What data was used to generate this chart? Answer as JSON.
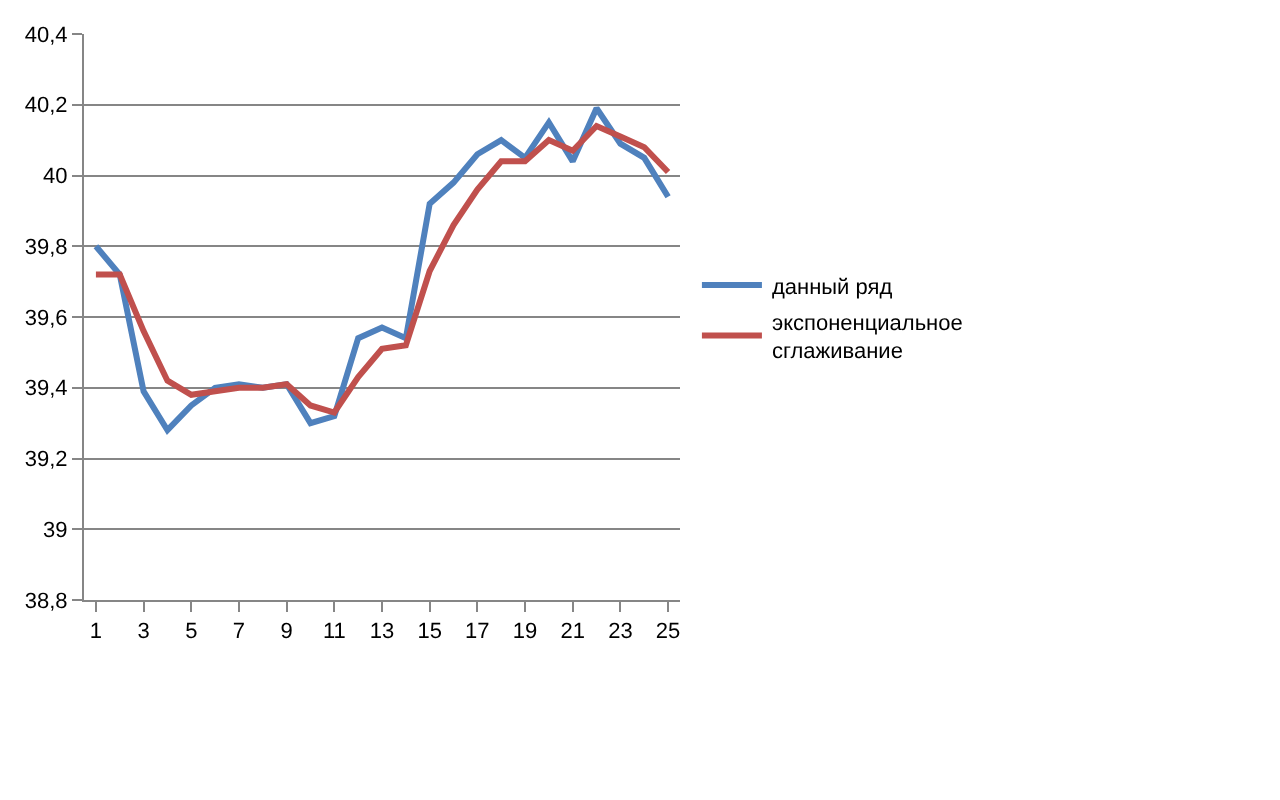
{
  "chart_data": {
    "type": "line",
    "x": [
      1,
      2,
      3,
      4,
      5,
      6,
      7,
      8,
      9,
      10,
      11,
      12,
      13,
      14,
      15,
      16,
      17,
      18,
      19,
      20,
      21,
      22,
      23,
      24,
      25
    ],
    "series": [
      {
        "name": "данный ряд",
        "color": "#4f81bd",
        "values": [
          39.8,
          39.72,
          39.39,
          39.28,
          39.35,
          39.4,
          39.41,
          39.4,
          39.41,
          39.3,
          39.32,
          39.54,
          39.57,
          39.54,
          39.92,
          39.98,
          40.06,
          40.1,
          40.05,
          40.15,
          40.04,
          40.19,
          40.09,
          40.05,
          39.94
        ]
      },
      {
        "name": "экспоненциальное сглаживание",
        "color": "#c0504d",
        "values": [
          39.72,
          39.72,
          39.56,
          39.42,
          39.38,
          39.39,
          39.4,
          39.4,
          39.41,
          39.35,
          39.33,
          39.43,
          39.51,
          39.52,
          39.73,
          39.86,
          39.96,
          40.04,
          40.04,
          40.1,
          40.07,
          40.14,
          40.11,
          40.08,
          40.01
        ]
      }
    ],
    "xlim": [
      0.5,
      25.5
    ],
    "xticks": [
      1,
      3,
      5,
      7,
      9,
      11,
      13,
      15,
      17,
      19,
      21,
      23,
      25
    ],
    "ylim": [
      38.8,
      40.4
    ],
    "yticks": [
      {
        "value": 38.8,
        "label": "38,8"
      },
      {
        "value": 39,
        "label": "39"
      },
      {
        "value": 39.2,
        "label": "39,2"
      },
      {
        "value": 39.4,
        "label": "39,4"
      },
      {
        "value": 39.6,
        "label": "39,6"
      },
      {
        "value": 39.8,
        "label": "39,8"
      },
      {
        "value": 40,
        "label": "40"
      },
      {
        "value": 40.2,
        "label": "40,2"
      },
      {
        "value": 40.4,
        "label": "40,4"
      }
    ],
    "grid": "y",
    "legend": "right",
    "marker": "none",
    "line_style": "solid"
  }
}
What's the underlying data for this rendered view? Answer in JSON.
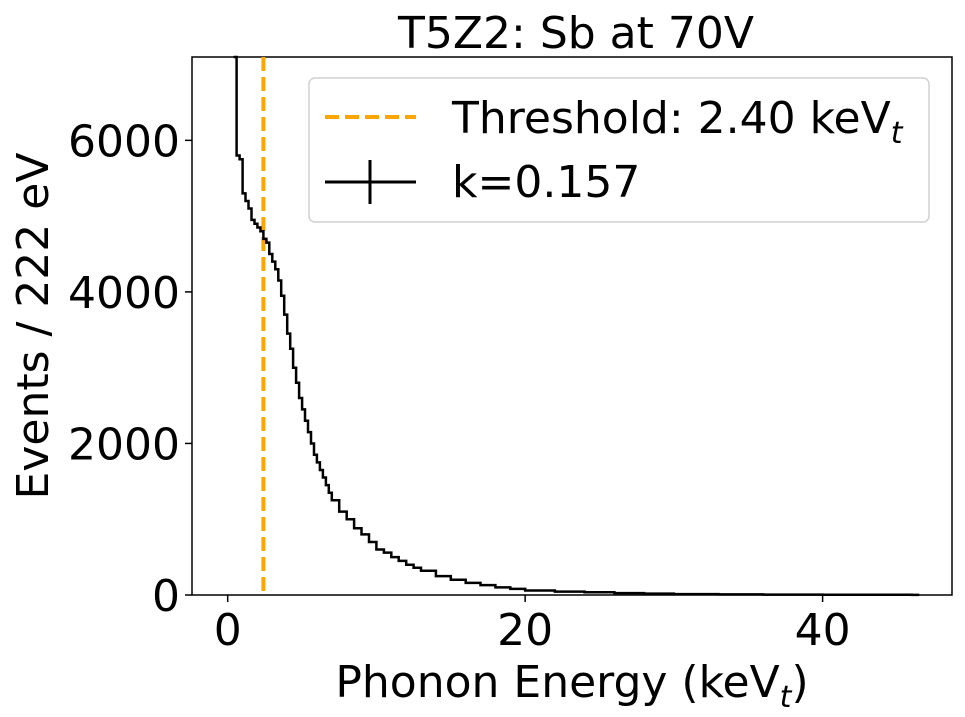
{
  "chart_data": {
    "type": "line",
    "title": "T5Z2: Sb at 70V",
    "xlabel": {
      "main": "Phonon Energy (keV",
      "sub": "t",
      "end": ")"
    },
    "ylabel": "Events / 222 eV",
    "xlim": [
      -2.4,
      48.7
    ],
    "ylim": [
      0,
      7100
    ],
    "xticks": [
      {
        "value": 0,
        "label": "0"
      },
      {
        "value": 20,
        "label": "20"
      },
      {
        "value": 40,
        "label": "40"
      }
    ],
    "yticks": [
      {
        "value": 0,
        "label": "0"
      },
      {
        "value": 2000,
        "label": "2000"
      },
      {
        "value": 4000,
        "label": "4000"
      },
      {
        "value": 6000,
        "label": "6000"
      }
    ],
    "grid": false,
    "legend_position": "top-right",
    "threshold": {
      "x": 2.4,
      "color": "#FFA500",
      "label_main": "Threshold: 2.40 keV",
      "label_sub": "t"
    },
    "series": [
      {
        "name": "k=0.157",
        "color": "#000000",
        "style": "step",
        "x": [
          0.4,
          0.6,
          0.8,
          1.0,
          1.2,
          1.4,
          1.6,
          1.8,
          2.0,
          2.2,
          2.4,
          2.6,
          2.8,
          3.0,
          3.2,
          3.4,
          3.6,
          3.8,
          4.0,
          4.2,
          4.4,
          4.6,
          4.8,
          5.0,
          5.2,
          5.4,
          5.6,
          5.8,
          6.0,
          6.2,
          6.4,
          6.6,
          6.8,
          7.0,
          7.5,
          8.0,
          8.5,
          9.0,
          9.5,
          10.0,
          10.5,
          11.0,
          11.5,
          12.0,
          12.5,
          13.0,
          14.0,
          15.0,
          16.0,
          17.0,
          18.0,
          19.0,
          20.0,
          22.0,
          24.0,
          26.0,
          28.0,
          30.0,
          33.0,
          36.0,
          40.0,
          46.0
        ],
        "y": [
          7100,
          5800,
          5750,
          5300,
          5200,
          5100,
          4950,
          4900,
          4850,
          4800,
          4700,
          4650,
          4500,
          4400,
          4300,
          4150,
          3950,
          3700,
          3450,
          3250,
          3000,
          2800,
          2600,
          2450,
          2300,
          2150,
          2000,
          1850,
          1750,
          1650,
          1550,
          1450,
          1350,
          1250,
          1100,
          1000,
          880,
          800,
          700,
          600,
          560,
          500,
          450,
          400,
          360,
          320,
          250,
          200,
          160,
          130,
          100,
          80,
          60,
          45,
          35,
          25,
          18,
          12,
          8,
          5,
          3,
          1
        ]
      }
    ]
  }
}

□ □ □

- _What to work on_
Copy out all the entries exactly. Images stay out of the copy.

- _Expected answer_
What data was used to generate this chart? Answer as JSON.
{
  "chart_data": {
    "type": "line",
    "x": [
      1,
      2,
      3,
      4,
      5,
      6,
      7,
      8,
      9,
      10,
      11,
      12,
      13,
      14,
      15,
      16,
      17,
      18,
      19,
      20,
      21,
      22,
      23,
      24,
      25
    ],
    "series": [
      {
        "name": "данный ряд",
        "color": "#4f81bd",
        "values": [
          39.8,
          39.72,
          39.39,
          39.28,
          39.35,
          39.4,
          39.41,
          39.4,
          39.41,
          39.3,
          39.32,
          39.54,
          39.57,
          39.54,
          39.92,
          39.98,
          40.06,
          40.1,
          40.05,
          40.15,
          40.04,
          40.19,
          40.09,
          40.05,
          39.94
        ]
      },
      {
        "name": "экспоненциальное сглаживание",
        "color": "#c0504d",
        "values": [
          39.72,
          39.72,
          39.56,
          39.42,
          39.38,
          39.39,
          39.4,
          39.4,
          39.41,
          39.35,
          39.33,
          39.43,
          39.51,
          39.52,
          39.73,
          39.86,
          39.96,
          40.04,
          40.04,
          40.1,
          40.07,
          40.14,
          40.11,
          40.08,
          40.01
        ]
      }
    ],
    "xlim": [
      0.5,
      25.5
    ],
    "xticks": [
      1,
      3,
      5,
      7,
      9,
      11,
      13,
      15,
      17,
      19,
      21,
      23,
      25
    ],
    "ylim": [
      38.8,
      40.4
    ],
    "yticks": [
      {
        "value": 38.8,
        "label": "38,8"
      },
      {
        "value": 39,
        "label": "39"
      },
      {
        "value": 39.2,
        "label": "39,2"
      },
      {
        "value": 39.4,
        "label": "39,4"
      },
      {
        "value": 39.6,
        "label": "39,6"
      },
      {
        "value": 39.8,
        "label": "39,8"
      },
      {
        "value": 40,
        "label": "40"
      },
      {
        "value": 40.2,
        "label": "40,2"
      },
      {
        "value": 40.4,
        "label": "40,4"
      }
    ],
    "grid": "y",
    "legend": "right",
    "marker": "none",
    "line_style": "solid"
  }
}
What's the underlying data for this rendered view? Answer in JSON.
{
  "chart_data": {
    "type": "line",
    "title": "T5Z2: Sb at 70V",
    "xlabel": {
      "main": "Phonon Energy (keV",
      "sub": "t",
      "end": ")"
    },
    "ylabel": "Events / 222 eV",
    "xlim": [
      -2.4,
      48.7
    ],
    "ylim": [
      0,
      7100
    ],
    "xticks": [
      {
        "value": 0,
        "label": "0"
      },
      {
        "value": 20,
        "label": "20"
      },
      {
        "value": 40,
        "label": "40"
      }
    ],
    "yticks": [
      {
        "value": 0,
        "label": "0"
      },
      {
        "value": 2000,
        "label": "2000"
      },
      {
        "value": 4000,
        "label": "4000"
      },
      {
        "value": 6000,
        "label": "6000"
      }
    ],
    "grid": false,
    "legend_position": "top-right",
    "threshold": {
      "x": 2.4,
      "color": "#FFA500",
      "label_main": "Threshold: 2.40 keV",
      "label_sub": "t"
    },
    "series": [
      {
        "name": "k=0.157",
        "color": "#000000",
        "style": "step",
        "x": [
          0.4,
          0.6,
          0.8,
          1.0,
          1.2,
          1.4,
          1.6,
          1.8,
          2.0,
          2.2,
          2.4,
          2.6,
          2.8,
          3.0,
          3.2,
          3.4,
          3.6,
          3.8,
          4.0,
          4.2,
          4.4,
          4.6,
          4.8,
          5.0,
          5.2,
          5.4,
          5.6,
          5.8,
          6.0,
          6.2,
          6.4,
          6.6,
          6.8,
          7.0,
          7.5,
          8.0,
          8.5,
          9.0,
          9.5,
          10.0,
          10.5,
          11.0,
          11.5,
          12.0,
          12.5,
          13.0,
          14.0,
          15.0,
          16.0,
          17.0,
          18.0,
          19.0,
          20.0,
          22.0,
          24.0,
          26.0,
          28.0,
          30.0,
          33.0,
          36.0,
          40.0,
          46.0
        ],
        "y": [
          7100,
          5800,
          5750,
          5300,
          5200,
          5100,
          4950,
          4900,
          4850,
          4800,
          4700,
          4650,
          4500,
          4400,
          4300,
          4150,
          3950,
          3700,
          3450,
          3250,
          3000,
          2800,
          2600,
          2450,
          2300,
          2150,
          2000,
          1850,
          1750,
          1650,
          1550,
          1450,
          1350,
          1250,
          1100,
          1000,
          880,
          800,
          700,
          600,
          560,
          500,
          450,
          400,
          360,
          320,
          250,
          200,
          160,
          130,
          100,
          80,
          60,
          45,
          35,
          25,
          18,
          12,
          8,
          5,
          3,
          1
        ]
      }
    ]
  }
}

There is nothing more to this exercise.